Scan the data beneath this task and copy each line that includes "dieses".

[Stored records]

· · · ·

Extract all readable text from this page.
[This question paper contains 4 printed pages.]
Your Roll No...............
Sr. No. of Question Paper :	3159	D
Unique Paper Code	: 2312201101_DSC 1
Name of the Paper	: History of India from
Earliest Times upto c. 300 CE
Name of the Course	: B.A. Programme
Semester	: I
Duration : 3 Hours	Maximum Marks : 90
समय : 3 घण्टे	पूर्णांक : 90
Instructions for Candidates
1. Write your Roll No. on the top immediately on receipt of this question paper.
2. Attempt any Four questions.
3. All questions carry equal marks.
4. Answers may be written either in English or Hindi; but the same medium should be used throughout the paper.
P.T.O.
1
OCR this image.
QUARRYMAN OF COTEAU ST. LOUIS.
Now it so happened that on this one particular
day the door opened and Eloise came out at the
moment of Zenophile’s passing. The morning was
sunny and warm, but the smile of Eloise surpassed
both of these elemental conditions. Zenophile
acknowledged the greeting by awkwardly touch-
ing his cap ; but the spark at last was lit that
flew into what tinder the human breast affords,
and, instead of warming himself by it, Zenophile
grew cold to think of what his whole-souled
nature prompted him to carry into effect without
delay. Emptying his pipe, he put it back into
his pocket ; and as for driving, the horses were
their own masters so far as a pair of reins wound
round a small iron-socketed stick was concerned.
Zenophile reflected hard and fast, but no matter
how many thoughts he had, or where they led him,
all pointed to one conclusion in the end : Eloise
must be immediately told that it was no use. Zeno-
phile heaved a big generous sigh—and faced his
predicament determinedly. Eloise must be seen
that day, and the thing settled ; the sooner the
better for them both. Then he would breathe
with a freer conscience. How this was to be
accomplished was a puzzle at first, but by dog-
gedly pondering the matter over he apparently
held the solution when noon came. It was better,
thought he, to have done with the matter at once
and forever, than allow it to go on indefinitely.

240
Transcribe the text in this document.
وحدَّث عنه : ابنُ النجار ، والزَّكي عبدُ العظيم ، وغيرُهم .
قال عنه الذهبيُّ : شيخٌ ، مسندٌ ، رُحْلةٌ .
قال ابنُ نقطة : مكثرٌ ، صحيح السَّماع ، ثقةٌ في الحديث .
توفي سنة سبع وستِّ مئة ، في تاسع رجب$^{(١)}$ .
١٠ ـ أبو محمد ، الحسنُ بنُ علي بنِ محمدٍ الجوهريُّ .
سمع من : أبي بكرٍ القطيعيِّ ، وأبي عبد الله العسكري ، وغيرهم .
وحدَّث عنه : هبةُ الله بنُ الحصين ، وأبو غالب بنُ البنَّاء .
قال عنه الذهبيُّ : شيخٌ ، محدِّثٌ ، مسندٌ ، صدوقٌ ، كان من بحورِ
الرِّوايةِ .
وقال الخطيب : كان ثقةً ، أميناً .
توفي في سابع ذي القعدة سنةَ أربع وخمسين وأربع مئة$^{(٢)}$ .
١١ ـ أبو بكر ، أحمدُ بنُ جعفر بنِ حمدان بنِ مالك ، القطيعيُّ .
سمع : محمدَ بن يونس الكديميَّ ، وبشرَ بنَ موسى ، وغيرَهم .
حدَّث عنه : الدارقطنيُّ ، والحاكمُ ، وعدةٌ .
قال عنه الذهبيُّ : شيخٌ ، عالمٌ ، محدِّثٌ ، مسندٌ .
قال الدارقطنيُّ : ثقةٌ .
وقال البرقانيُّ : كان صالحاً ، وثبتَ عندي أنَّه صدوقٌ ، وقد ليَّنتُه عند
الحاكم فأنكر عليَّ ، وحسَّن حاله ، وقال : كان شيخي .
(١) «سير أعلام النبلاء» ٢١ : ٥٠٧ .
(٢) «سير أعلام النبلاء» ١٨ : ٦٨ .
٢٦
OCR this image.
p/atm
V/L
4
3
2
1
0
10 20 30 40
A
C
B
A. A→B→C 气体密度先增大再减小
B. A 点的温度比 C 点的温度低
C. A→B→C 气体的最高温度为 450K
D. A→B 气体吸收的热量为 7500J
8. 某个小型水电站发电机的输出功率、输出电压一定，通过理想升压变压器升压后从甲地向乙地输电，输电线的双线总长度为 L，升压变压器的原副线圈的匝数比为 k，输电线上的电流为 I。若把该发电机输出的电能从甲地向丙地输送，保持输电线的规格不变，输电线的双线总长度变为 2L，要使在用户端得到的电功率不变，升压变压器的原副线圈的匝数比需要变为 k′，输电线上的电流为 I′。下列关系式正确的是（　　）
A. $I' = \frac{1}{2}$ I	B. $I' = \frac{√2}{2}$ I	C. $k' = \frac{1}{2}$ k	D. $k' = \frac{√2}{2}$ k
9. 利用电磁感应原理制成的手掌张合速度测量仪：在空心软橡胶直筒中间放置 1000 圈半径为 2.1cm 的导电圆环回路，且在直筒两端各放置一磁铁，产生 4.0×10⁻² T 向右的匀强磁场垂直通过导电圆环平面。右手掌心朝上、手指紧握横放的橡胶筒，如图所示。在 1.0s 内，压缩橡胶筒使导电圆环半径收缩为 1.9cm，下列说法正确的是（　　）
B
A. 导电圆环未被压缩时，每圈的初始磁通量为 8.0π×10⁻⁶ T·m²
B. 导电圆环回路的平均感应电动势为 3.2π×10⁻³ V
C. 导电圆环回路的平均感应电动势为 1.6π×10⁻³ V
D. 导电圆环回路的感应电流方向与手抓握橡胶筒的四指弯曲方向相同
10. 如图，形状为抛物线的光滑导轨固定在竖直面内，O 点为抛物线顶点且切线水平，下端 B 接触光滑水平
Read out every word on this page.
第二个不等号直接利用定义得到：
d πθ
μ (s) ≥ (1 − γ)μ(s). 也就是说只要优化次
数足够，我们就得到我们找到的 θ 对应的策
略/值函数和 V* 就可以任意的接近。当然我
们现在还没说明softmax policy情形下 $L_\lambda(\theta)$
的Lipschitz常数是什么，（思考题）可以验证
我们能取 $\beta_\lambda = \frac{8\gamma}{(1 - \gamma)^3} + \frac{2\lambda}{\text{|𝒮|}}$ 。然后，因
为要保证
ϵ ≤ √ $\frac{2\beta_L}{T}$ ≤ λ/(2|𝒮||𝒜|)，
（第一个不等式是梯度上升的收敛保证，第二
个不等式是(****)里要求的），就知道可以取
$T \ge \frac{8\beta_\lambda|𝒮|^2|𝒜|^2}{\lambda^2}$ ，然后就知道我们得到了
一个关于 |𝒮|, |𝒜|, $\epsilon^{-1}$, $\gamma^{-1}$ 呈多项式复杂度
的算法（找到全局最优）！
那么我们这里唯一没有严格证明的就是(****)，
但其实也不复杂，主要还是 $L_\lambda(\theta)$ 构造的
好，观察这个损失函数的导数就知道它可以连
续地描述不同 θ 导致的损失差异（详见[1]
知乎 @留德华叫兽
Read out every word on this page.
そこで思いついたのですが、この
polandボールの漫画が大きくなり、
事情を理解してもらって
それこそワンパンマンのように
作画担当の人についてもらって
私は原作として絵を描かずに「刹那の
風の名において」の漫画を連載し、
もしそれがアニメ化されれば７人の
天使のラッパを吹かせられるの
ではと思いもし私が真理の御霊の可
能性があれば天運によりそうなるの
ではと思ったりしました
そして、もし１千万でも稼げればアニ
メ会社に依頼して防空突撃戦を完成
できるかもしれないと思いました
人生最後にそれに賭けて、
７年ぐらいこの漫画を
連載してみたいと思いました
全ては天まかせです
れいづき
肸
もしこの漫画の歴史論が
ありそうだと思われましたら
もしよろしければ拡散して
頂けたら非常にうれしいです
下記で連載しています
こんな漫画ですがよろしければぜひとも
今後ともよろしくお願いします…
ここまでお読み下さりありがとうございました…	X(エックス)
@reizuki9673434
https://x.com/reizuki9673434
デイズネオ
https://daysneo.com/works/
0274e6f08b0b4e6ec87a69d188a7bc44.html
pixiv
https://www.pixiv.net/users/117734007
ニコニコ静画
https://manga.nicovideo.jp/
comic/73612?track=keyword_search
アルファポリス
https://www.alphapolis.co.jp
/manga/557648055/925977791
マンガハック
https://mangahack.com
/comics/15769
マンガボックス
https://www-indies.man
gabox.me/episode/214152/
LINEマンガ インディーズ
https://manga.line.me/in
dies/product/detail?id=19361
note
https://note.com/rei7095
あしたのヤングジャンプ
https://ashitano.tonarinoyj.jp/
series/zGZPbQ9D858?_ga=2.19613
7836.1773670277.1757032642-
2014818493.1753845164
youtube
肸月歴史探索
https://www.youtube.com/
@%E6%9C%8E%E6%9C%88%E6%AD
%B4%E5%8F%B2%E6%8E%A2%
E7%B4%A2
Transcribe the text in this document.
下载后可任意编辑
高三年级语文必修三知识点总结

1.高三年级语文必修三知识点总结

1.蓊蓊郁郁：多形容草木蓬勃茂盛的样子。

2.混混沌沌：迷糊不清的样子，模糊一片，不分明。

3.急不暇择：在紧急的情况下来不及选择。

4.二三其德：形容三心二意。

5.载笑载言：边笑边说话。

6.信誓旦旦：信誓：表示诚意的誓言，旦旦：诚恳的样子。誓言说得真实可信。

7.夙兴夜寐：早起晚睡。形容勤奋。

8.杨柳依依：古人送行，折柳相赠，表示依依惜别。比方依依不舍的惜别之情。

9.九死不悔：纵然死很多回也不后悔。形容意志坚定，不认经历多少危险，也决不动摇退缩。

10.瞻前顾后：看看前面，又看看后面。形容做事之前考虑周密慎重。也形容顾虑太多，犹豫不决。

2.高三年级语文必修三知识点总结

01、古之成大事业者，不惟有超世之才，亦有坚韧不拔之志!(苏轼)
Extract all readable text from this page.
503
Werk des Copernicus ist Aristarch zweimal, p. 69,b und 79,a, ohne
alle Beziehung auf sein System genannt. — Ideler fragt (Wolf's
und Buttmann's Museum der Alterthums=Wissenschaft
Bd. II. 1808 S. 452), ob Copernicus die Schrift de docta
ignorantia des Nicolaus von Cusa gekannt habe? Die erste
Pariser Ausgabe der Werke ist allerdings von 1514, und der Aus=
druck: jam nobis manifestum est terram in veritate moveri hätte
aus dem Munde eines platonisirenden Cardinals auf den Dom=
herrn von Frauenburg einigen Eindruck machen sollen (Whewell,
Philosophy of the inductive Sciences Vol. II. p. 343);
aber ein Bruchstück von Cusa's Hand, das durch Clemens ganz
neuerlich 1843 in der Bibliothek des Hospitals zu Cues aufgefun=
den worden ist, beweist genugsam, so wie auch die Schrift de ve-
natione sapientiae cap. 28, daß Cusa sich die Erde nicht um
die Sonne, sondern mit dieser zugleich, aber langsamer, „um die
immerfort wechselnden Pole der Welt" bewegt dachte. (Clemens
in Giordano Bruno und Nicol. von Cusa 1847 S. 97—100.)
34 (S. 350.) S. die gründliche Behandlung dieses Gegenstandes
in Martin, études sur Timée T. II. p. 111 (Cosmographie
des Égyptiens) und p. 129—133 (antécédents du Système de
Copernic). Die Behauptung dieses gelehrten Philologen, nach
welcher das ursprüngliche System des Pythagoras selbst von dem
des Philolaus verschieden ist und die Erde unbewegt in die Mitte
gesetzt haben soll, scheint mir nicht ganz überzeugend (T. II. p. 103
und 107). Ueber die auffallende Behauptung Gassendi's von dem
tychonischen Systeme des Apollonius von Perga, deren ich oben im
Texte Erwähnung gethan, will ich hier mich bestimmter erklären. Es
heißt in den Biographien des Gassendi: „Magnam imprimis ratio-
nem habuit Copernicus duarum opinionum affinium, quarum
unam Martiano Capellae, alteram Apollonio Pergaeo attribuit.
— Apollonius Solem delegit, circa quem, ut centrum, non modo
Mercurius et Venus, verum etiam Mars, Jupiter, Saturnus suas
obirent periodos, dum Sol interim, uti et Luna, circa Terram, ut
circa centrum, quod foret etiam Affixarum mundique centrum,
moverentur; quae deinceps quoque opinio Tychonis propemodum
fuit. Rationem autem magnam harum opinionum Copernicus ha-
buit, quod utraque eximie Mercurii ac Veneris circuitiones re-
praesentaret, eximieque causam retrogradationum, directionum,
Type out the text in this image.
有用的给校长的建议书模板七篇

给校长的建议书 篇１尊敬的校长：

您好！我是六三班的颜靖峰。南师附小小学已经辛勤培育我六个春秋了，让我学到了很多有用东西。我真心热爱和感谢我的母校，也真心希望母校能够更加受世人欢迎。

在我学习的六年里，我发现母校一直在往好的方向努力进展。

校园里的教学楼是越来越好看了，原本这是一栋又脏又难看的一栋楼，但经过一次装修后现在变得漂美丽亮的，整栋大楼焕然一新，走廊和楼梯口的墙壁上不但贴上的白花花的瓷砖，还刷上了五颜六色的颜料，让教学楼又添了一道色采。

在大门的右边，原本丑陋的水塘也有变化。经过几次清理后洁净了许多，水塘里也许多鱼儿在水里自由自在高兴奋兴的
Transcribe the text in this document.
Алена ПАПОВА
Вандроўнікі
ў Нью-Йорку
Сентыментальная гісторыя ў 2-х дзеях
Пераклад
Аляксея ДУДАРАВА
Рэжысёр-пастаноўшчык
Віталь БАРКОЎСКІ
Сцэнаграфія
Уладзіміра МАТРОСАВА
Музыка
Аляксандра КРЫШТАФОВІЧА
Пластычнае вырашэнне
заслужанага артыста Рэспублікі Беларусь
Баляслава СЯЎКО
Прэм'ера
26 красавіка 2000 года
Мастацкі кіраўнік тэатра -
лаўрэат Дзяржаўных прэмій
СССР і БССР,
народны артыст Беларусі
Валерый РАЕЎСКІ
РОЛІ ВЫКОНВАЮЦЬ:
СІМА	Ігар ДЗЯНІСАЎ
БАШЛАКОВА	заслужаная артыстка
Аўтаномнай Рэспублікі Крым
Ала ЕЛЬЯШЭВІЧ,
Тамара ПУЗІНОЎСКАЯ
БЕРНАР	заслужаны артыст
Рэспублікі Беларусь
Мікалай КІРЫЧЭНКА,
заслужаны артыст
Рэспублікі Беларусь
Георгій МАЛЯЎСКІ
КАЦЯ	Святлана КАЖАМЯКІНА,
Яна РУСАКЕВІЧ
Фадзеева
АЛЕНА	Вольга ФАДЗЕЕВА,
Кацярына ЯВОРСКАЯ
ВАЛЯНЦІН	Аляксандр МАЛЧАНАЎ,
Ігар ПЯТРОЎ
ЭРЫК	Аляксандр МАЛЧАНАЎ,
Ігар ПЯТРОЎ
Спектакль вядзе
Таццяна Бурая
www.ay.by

· · · ·

- Reply:
34 (S. 350.) S. die gründliche Behandlung dieses Gegenstandes
Copernic). Die Behauptung dieses gelehrten Philologen, nach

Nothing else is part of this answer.